> **SET EXERCISE**: Pull every line with the word "this" out of the entries below.

[Items from a data source]
.....

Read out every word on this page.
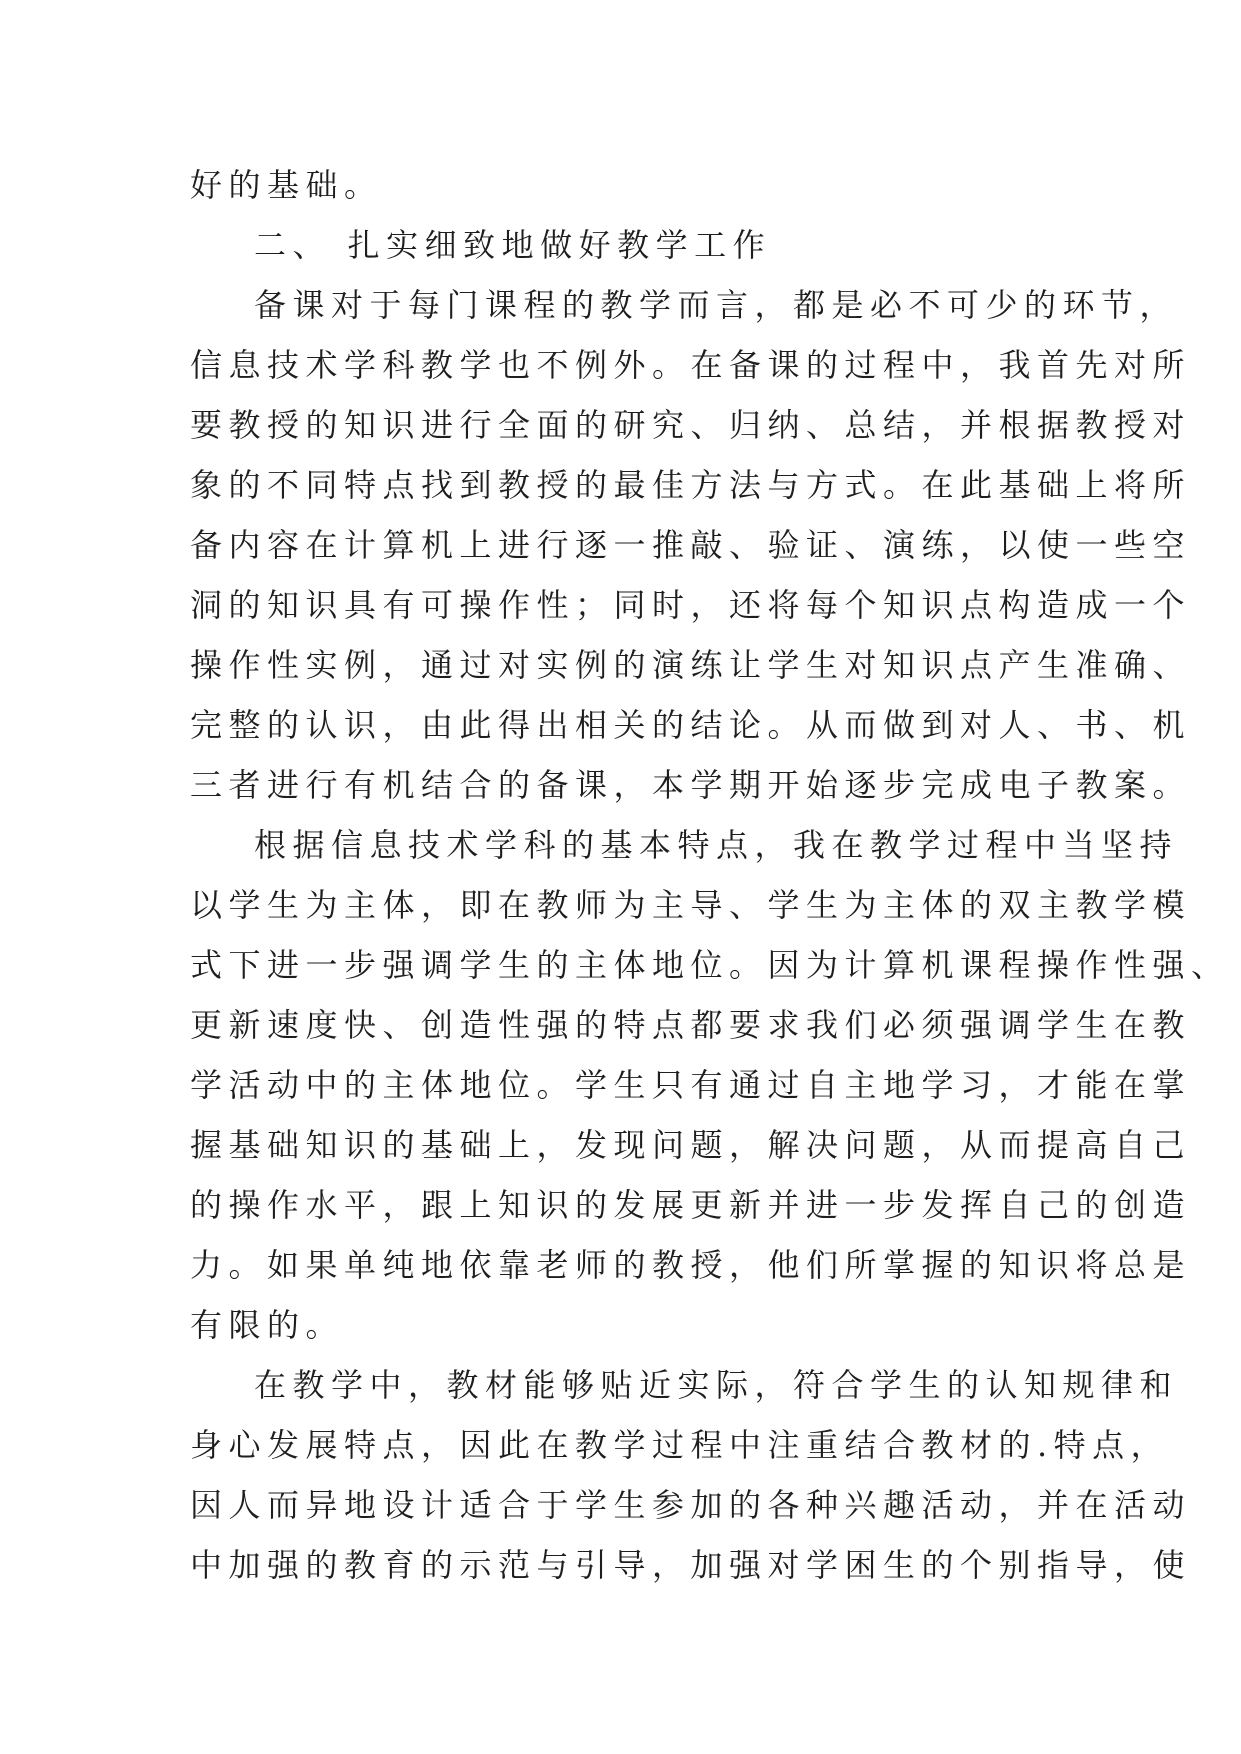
好的基础。
二、 扎实细致地做好教学工作
备课对于每门课程的教学而言，都是必不可少的环节，
信息技术学科教学也不例外。在备课的过程中，我首先对所
要教授的知识进行全面的研究、归纳、总结，并根据教授对
象的不同特点找到教授的最佳方法与方式。在此基础上将所
备内容在计算机上进行逐一推敲、验证、演练，以使一些空
洞的知识具有可操作性；同时，还将每个知识点构造成一个
操作性实例，通过对实例的演练让学生对知识点产生准确、
完整的认识，由此得出相关的结论。从而做到对人、书、机
三者进行有机结合的备课，本学期开始逐步完成电子教案。
根据信息技术学科的基本特点，我在教学过程中当坚持
以学生为主体，即在教师为主导、学生为主体的双主教学模
式下进一步强调学生的主体地位。因为计算机课程操作性强、
更新速度快、创造性强的特点都要求我们必须强调学生在教
学活动中的主体地位。学生只有通过自主地学习，才能在掌
握基础知识的基础上，发现问题，解决问题，从而提高自己
的操作水平，跟上知识的发展更新并进一步发挥自己的创造
力。如果单纯地依靠老师的教授，他们所掌握的知识将总是
有限的。
在教学中，教材能够贴近实际，符合学生的认知规律和
身心发展特点，因此在教学过程中注重结合教材的.特点，
因人而异地设计适合于学生参加的各种兴趣活动，并在活动
中加强的教育的示范与引导，加强对学困生的个别指导，使
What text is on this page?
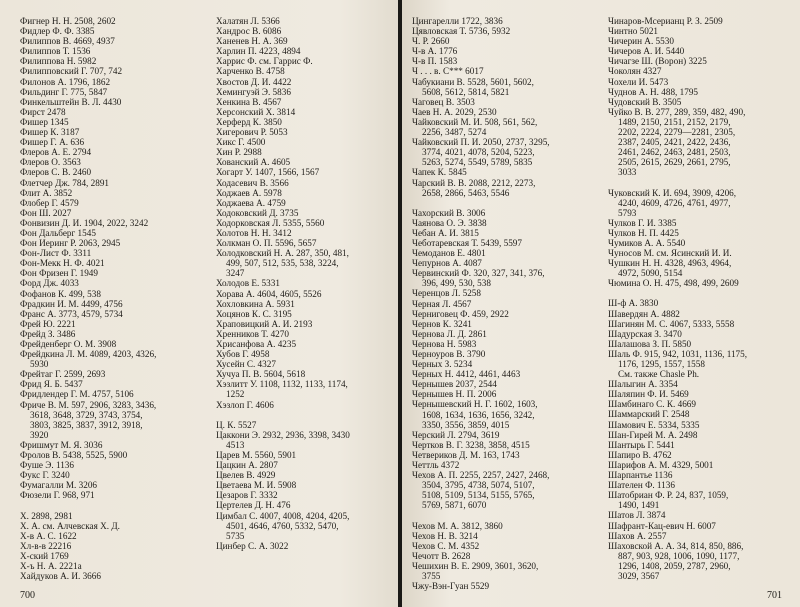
Фигнер Н. Н. 2508, 2602
Фидлер Ф. Ф. 3385
Филиппов В. 4669, 4937
Филиппов Т. 1536
Филиппова Н. 5982
Филипповский Г. 707, 742
Филонов А. 1796, 1862
Фильдинг Г. 775, 5847
Финкельштейн В. Л. 4430
Фирст 2478
Фишер 1345
Фишер К. 3187
Фишер Г. А. 636
Флеров А. Е. 2794
Флеров О. 3563
Флеров С. В. 2460
Флетчер Дж. 784, 2891
Флит А. 3852
Флобер Г. 4579
Фон Ш. 2027
Фонвизин Д. И. 1904, 2022, 3242
Фон Дальберг 1545
Фон Иеринг Р. 2063, 2945
Фон-Лист Ф. 3311
Фон-Мекк Н. Ф. 4021
Фон Фризен Г. 1949
Форд Дж. 4033
Фофанов К. 499, 538
Фрадкин И. М. 4499, 4756
Франс А. 3773, 4579, 5734
Фрей Ю. 2221
Фрейд З. 3486
Фрейденберг О. М. 3908
Фрейдкина Л. М. 4089, 4203, 4326,
5930
Фрейтаг Г. 2599, 2693
Фрид Я. Б. 5437
Фридлендер Г. М. 4757, 5106
Фриче В. М. 597, 2906, 3283, 3436,
3618, 3648, 3729, 3743, 3754,
3803, 3825, 3837, 3912, 3918,
3920
Фришмут М. Я. 3036
Фролов В. 5438, 5525, 5900
Фуше Э. 1136
Фукс Г. 3240
Фумагалли М. 3206
Фюзели Г. 968, 971
Х. 2898, 2981
Х. А. см. Алчевская Х. Д.
Х-в А. С. 1622
Хл-в-в 22216
Х-ский 1769
Х-ъ Н. А. 2221а
Хайдуков А. И. 3666
Халатян Л. 5366
Хандрос В. 6086
Ханенев Н. А. 369
Харлин П. 4223, 4894
Харрис Ф. см. Гаррис Ф.
Харченко В. 4758
Хвостов Д. И. 4422
Хемингуэй Э. 5836
Хенкина В. 4567
Херсонский Х. 3814
Херферд К. 3850
Хигерович Р. 5053
Хикс Г. 4500
Хин Р. 2988
Хованский А. 4605
Хогарт У. 1407, 1566, 1567
Ходасевич В. 3566
Ходжаев А. 5978
Ходжаева А. 4759
Ходоковский Д. 3735
Ходорковская Л. 5355, 5560
Холотов Н. Н. 3412
Холкман О. П. 5596, 5657
Холодковский Н. А. 287, 350, 481,
499, 507, 512, 535, 538, 3224,
3247
Холодов Е. 5331
Хорава А. 4604, 4605, 5526
Хохловкина А. 5931
Хоцянов К. С. 3195
Храповицкий А. И. 2193
Хренников Т. 4270
Хрисанфова А. 4235
Хубов Г. 4958
Хусейн С. 4327
Хучуа П. В. 5604, 5618
Хэзлитт У. 1108, 1132, 1133, 1174,
1252
Хэзлоп Г. 4606
Ц. К. 5527
Цаккони Э. 2932, 2936, 3398, 3430
4513
Царев М. 5560, 5901
Цацкин А. 2807
Цвелев В. 4929
Цветаева М. И. 5908
Цезаров Г. 3332
Цертелев Д. Н. 476
Цимбал С. 4007, 4008, 4204, 4205,
4501, 4646, 4760, 5332, 5470,
5735
Цинбер С. А. 3022
700
Цингарелли 1722, 3836
Цявловская Т. 5736, 5932
Ч. Р. 2660
Ч-в А. 1776
Ч-в П. 1583
Ч . . . в. С*** 6017
Чабукиани В. 5528, 5601, 5602,
5608, 5612, 5814, 5821
Чаговец В. 3503
Чаев Н. А. 2029, 2530
Чайковский М. И. 508, 561, 562,
2256, 3487, 5274
Чайковский П. И. 2050, 2737, 3295,
3774, 4021, 4078, 5204, 5223,
5263, 5274, 5549, 5789, 5835
Чапек К. 5845
Чарский В. В. 2088, 2212, 2273,
2658, 2866, 5463, 5546
Чахорский В. 3006
Чаянова О. Э. 3838
Чебан А. И. 3815
Чеботаревская Т. 5439, 5597
Чемоданов Е. 4801
Чепурнов А. 4087
Червинский Ф. 320, 327, 341, 376,
396, 499, 530, 538
Черенцов Л. 5258
Черная Л. 4567
Черниговец Ф. 459, 2922
Чернов К. 3241
Чернова Л. Д. 2861
Чернова Н. 5983
Черноуров В. 3790
Черных З. 5234
Черных Н. 4412, 4461, 4463
Чернышев 2037, 2544
Чернышев Н. П. 2006
Чернышевский Н. Г. 1602, 1603,
1608, 1634, 1636, 1656, 3242,
3350, 3556, 3859, 4015
Черский Л. 2794, 3619
Чертков В. Г. 3238, 3858, 4515
Четвериков Д. М. 163, 1743
Четтль 4372
Чехов А. П. 2255, 2257, 2427, 2468,
3504, 3795, 4738, 5074, 5107,
5108, 5109, 5134, 5155, 5765,
5769, 5871, 6070
Чехов М. А. 3812, 3860
Чехов Н. В. 3214
Чехов С. М. 4352
Чечотт В. 2628
Чешихин В. Е. 2909, 3601, 3620,
3755
Чжу-Вэн-Гуан 5529
Чинаров-Мсерианц Р. З. 2509
Чинтно 5021
Чичерин А. 5530
Чичеров А. И. 5440
Чичагзе Ш. (Ворон) 3225
Чоколян 4327
Чохели И. 5473
Чуднов А. Н. 488, 1795
Чудовский В. 3505
Чуйко В. В. 277, 289, 359, 482, 490,
1489, 2150, 2151, 2152, 2179,
2202, 2224, 2279—2281, 2305,
2387, 2405, 2421, 2422, 2436,
2461, 2462, 2463, 2481, 2503,
2505, 2615, 2629, 2661, 2795,
3033
Чуковский К. И. 694, 3909, 4206,
4240, 4609, 4726, 4761, 4977,
5793
Чулков Г. И. 3385
Чулков Н. П. 4425
Чумиков А. А. 5540
Чуносов М. см. Ясинский И. И.
Чушкин Н. Н. 4328, 4963, 4964,
4972, 5090, 5154
Чюмина О. Н. 475, 498, 499, 2609
Ш-ф А. 3830
Шавердян А. 4882
Шагинян М. С. 4067, 5333, 5558
Шадурская З. 3470
Шалашова З. П. 5850
Шаль Ф. 915, 942, 1031, 1136, 1175,
1176, 1295, 1557, 1558
См. также Chasle Ph.
Шалыгин А. 3354
Шаляпин Ф. И. 5469
Шамбинаго С. К. 4669
Шаммарский Г. 2548
Шамович Е. 5334, 5335
Шан-Гирей М. А. 2498
Шантырь Г. 5441
Шапиро В. 4762
Шарифов А. М. 4329, 5001
Шарпантье 1136
Шателен Ф. 1136
Шатобриан Ф. Р. 24, 837, 1059,
1490, 1491
Шатов Л. 3874
Шафрант-Кац-евич Н. 6007
Шахов А. 2557
Шаховской А. А. 34, 814, 850, 886,
887, 903, 928, 1006, 1090, 1177,
1296, 1408, 2059, 2787, 2960,
3029, 3567
701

.....

> **CORRECT RESPONSE**:
Read out every word on this page.
What text is on this page?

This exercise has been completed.